■ Instructions for the task: Return the records below from the line containing "Decode this image" onward, exactly, through and including the last line.

....................

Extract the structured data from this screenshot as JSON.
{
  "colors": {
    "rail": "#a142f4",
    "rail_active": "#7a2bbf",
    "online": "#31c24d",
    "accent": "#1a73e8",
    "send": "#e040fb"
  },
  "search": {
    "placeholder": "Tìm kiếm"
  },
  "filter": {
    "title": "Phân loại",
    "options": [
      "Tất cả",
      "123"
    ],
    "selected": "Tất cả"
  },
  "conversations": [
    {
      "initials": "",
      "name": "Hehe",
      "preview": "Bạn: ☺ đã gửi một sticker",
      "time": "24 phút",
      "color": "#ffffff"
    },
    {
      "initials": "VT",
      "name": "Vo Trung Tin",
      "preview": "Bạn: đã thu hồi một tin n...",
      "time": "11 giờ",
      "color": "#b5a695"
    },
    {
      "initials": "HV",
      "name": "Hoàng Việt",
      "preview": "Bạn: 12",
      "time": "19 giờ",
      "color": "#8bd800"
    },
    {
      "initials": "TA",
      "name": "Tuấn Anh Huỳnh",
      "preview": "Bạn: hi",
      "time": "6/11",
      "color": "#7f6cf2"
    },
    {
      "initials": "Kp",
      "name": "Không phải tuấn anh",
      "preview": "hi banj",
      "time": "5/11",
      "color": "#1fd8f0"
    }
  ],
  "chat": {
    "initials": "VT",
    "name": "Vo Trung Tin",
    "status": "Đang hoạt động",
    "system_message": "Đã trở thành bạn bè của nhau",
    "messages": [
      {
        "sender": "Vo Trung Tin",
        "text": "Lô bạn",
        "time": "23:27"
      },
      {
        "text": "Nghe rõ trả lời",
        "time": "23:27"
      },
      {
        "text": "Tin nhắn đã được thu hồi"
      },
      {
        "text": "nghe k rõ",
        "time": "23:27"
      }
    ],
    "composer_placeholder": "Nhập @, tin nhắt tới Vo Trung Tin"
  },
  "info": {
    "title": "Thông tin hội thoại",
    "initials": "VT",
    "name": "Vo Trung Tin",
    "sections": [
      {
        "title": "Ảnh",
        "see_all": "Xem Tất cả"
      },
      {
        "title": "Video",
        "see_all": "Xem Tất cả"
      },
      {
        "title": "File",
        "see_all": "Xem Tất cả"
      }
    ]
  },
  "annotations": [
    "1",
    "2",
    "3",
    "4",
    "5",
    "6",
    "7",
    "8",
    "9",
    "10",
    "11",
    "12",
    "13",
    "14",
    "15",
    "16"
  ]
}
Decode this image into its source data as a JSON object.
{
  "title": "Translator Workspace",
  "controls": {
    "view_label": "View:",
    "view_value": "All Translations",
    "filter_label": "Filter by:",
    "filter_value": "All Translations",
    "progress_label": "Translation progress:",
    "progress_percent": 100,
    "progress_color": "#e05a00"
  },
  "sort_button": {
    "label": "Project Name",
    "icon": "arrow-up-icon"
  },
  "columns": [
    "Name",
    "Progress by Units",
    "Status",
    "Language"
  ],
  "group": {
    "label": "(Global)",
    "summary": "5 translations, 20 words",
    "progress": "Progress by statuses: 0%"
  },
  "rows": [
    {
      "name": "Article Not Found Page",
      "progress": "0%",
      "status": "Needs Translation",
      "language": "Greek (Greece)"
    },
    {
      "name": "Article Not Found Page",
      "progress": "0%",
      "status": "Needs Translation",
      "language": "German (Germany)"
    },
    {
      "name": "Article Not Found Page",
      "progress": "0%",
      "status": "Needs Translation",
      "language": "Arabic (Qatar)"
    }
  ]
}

....................

■ Finished answer:
Decode this image into its source data as a JSON object.
{
  "title": "Translator Workspace",
  "controls": {
    "view_label": "View:",
    "view_value": "All Translations",
    "filter_label": "Filter by:",
    "filter_value": "All Translations",
    "progress_label": "Translation progress:",
    "progress_percent": 100,
    "progress_color": "#e05a00"
  },
  "sort_button": {
    "label": "Project Name",
    "icon": "arrow-up-icon"
  },
  "columns": [
    "Name",
    "Progress by Units",
    "Status",
    "Language"
  ],
  "group": {
    "label": "(Global)",
    "summary": "5 translations, 20 words",
    "progress": "Progress by statuses: 0%"
  },
  "rows": [
    {
      "name": "Article Not Found Page",
      "progress": "0%",
      "status": "Needs Translation",
      "language": "Greek (Greece)"
    },
    {
      "name": "Article Not Found Page",
      "progress": "0%",
      "status": "Needs Translation",
      "language": "German (Germany)"
    },
    {
      "name": "Article Not Found Page",
      "progress": "0%",
      "status": "Needs Translation",
      "language": "Arabic (Qatar)"
    }
  ]
}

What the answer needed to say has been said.